The input —
** BEGIN **

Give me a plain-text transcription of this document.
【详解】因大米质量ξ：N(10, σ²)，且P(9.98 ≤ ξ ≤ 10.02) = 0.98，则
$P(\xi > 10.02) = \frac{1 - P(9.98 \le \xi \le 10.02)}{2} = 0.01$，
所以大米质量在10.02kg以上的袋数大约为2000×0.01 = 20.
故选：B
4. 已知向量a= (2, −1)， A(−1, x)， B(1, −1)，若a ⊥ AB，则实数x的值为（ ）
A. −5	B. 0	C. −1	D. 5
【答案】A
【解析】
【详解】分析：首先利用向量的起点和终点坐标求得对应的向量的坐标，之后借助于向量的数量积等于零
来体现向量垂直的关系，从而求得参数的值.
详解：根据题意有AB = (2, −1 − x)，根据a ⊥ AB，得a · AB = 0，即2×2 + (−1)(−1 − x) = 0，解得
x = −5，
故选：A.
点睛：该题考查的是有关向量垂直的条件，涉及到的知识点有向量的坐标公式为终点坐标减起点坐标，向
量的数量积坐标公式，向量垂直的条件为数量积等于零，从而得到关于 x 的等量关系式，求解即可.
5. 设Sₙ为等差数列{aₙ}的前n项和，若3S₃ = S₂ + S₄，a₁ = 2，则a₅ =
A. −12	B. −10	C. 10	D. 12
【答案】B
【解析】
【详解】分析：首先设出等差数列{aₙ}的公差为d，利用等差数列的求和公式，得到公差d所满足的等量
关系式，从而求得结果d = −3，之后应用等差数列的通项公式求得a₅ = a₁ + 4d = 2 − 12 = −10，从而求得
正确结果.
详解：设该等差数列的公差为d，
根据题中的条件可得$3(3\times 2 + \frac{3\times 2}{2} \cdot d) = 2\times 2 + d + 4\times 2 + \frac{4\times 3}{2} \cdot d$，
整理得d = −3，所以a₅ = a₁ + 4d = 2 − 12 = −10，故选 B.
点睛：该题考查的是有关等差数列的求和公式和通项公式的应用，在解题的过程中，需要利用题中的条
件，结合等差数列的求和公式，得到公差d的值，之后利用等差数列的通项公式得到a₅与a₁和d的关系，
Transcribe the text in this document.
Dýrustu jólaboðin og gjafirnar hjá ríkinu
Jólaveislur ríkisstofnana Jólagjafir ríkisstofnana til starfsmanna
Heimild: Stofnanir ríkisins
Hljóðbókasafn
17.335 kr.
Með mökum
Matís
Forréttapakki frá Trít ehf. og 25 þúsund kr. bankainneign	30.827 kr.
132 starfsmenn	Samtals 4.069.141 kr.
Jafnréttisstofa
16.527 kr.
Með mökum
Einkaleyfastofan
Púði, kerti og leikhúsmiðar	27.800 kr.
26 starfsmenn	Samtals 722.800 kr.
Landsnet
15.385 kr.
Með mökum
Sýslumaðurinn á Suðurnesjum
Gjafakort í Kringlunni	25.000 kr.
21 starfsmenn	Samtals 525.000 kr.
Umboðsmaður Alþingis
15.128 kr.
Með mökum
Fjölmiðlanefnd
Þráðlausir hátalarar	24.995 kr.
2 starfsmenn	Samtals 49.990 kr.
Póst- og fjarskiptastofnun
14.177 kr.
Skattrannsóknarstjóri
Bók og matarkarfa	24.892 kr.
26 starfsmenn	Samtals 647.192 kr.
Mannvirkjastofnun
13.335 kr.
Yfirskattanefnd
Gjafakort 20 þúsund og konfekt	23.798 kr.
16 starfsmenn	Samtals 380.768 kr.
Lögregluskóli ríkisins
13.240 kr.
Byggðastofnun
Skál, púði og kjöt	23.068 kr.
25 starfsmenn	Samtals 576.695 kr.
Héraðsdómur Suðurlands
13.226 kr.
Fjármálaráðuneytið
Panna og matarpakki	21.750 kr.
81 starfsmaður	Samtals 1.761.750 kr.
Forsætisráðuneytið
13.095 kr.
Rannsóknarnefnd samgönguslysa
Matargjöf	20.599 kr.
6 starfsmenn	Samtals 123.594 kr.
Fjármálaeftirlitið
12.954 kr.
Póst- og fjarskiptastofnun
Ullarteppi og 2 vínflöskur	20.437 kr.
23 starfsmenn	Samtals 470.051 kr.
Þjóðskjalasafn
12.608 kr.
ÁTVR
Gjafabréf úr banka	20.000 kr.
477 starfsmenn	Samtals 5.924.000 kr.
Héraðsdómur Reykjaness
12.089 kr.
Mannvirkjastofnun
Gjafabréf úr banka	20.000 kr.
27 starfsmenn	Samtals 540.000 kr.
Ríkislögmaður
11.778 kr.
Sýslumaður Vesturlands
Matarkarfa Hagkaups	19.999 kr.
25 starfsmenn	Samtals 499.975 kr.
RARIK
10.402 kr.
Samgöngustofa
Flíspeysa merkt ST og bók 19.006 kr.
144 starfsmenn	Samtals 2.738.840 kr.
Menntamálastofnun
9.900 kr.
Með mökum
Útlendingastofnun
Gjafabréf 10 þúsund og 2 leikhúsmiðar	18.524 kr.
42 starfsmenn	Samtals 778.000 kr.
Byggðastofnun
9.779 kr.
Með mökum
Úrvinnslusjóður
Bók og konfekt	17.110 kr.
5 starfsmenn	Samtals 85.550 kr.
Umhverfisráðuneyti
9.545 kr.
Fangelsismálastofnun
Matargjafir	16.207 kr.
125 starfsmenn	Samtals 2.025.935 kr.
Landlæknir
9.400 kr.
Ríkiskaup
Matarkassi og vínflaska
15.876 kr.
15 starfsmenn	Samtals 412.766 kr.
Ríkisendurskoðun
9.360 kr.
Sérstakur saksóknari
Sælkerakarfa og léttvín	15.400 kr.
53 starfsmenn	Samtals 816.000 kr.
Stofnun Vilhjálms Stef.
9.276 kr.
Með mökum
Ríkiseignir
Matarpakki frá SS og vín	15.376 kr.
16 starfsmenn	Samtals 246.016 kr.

** END **

Task statement — Extract each line of the listing above, copying it word for word.

Solution to the exercise —
Give me a plain-text transcription of this document.
【详解】因大米质量ξ：N(10, σ²)，且P(9.98 ≤ ξ ≤ 10.02) = 0.98，则
$P(\xi > 10.02) = \frac{1 - P(9.98 \le \xi \le 10.02)}{2} = 0.01$，
所以大米质量在10.02kg以上的袋数大约为2000×0.01 = 20.
故选：B
4. 已知向量a= (2, −1)， A(−1, x)， B(1, −1)，若a ⊥ AB，则实数x的值为（ ）
A. −5	B. 0	C. −1	D. 5
【答案】A
【解析】
【详解】分析：首先利用向量的起点和终点坐标求得对应的向量的坐标，之后借助于向量的数量积等于零
来体现向量垂直的关系，从而求得参数的值.
详解：根据题意有AB = (2, −1 − x)，根据a ⊥ AB，得a · AB = 0，即2×2 + (−1)(−1 − x) = 0，解得
x = −5，
故选：A.
点睛：该题考查的是有关向量垂直的条件，涉及到的知识点有向量的坐标公式为终点坐标减起点坐标，向
量的数量积坐标公式，向量垂直的条件为数量积等于零，从而得到关于 x 的等量关系式，求解即可.
5. 设Sₙ为等差数列{aₙ}的前n项和，若3S₃ = S₂ + S₄，a₁ = 2，则a₅ =
A. −12	B. −10	C. 10	D. 12
【答案】B
【解析】
【详解】分析：首先设出等差数列{aₙ}的公差为d，利用等差数列的求和公式，得到公差d所满足的等量
关系式，从而求得结果d = −3，之后应用等差数列的通项公式求得a₅ = a₁ + 4d = 2 − 12 = −10，从而求得
正确结果.
详解：设该等差数列的公差为d，
根据题中的条件可得$3(3\times 2 + \frac{3\times 2}{2} \cdot d) = 2\times 2 + d + 4\times 2 + \frac{4\times 3}{2} \cdot d$，
整理得d = −3，所以a₅ = a₁ + 4d = 2 − 12 = −10，故选 B.
点睛：该题考查的是有关等差数列的求和公式和通项公式的应用，在解题的过程中，需要利用题中的条
件，结合等差数列的求和公式，得到公差d的值，之后利用等差数列的通项公式得到a₅与a₁和d的关系，
Transcribe the text in this document.
Dýrustu jólaboðin og gjafirnar hjá ríkinu
Jólaveislur ríkisstofnana Jólagjafir ríkisstofnana til starfsmanna
Heimild: Stofnanir ríkisins
Hljóðbókasafn
17.335 kr.
Með mökum
Matís
Forréttapakki frá Trít ehf. og 25 þúsund kr. bankainneign	30.827 kr.
132 starfsmenn	Samtals 4.069.141 kr.
Jafnréttisstofa
16.527 kr.
Með mökum
Einkaleyfastofan
Púði, kerti og leikhúsmiðar	27.800 kr.
26 starfsmenn	Samtals 722.800 kr.
Landsnet
15.385 kr.
Með mökum
Sýslumaðurinn á Suðurnesjum
Gjafakort í Kringlunni	25.000 kr.
21 starfsmenn	Samtals 525.000 kr.
Umboðsmaður Alþingis
15.128 kr.
Með mökum
Fjölmiðlanefnd
Þráðlausir hátalarar	24.995 kr.
2 starfsmenn	Samtals 49.990 kr.
Póst- og fjarskiptastofnun
14.177 kr.
Skattrannsóknarstjóri
Bók og matarkarfa	24.892 kr.
26 starfsmenn	Samtals 647.192 kr.
Mannvirkjastofnun
13.335 kr.
Yfirskattanefnd
Gjafakort 20 þúsund og konfekt	23.798 kr.
16 starfsmenn	Samtals 380.768 kr.
Lögregluskóli ríkisins
13.240 kr.
Byggðastofnun
Skál, púði og kjöt	23.068 kr.
25 starfsmenn	Samtals 576.695 kr.
Héraðsdómur Suðurlands
13.226 kr.
Fjármálaráðuneytið
Panna og matarpakki	21.750 kr.
81 starfsmaður	Samtals 1.761.750 kr.
Forsætisráðuneytið
13.095 kr.
Rannsóknarnefnd samgönguslysa
Matargjöf	20.599 kr.
6 starfsmenn	Samtals 123.594 kr.
Fjármálaeftirlitið
12.954 kr.
Póst- og fjarskiptastofnun
Ullarteppi og 2 vínflöskur	20.437 kr.
23 starfsmenn	Samtals 470.051 kr.
Þjóðskjalasafn
12.608 kr.
ÁTVR
Gjafabréf úr banka	20.000 kr.
477 starfsmenn	Samtals 5.924.000 kr.
Héraðsdómur Reykjaness
12.089 kr.
Mannvirkjastofnun
Gjafabréf úr banka	20.000 kr.
27 starfsmenn	Samtals 540.000 kr.
Ríkislögmaður
11.778 kr.
Sýslumaður Vesturlands
Matarkarfa Hagkaups	19.999 kr.
25 starfsmenn	Samtals 499.975 kr.
RARIK
10.402 kr.
Samgöngustofa
Flíspeysa merkt ST og bók 19.006 kr.
144 starfsmenn	Samtals 2.738.840 kr.
Menntamálastofnun
9.900 kr.
Með mökum
Útlendingastofnun
Gjafabréf 10 þúsund og 2 leikhúsmiðar	18.524 kr.
42 starfsmenn	Samtals 778.000 kr.
Byggðastofnun
9.779 kr.
Með mökum
Úrvinnslusjóður
Bók og konfekt	17.110 kr.
5 starfsmenn	Samtals 85.550 kr.
Umhverfisráðuneyti
9.545 kr.
Fangelsismálastofnun
Matargjafir	16.207 kr.
125 starfsmenn	Samtals 2.025.935 kr.
Landlæknir
9.400 kr.
Ríkiskaup
Matarkassi og vínflaska
15.876 kr.
15 starfsmenn	Samtals 412.766 kr.
Ríkisendurskoðun
9.360 kr.
Sérstakur saksóknari
Sælkerakarfa og léttvín	15.400 kr.
53 starfsmenn	Samtals 816.000 kr.
Stofnun Vilhjálms Stef.
9.276 kr.
Með mökum
Ríkiseignir
Matarpakki frá SS og vín	15.376 kr.
16 starfsmenn	Samtals 246.016 kr.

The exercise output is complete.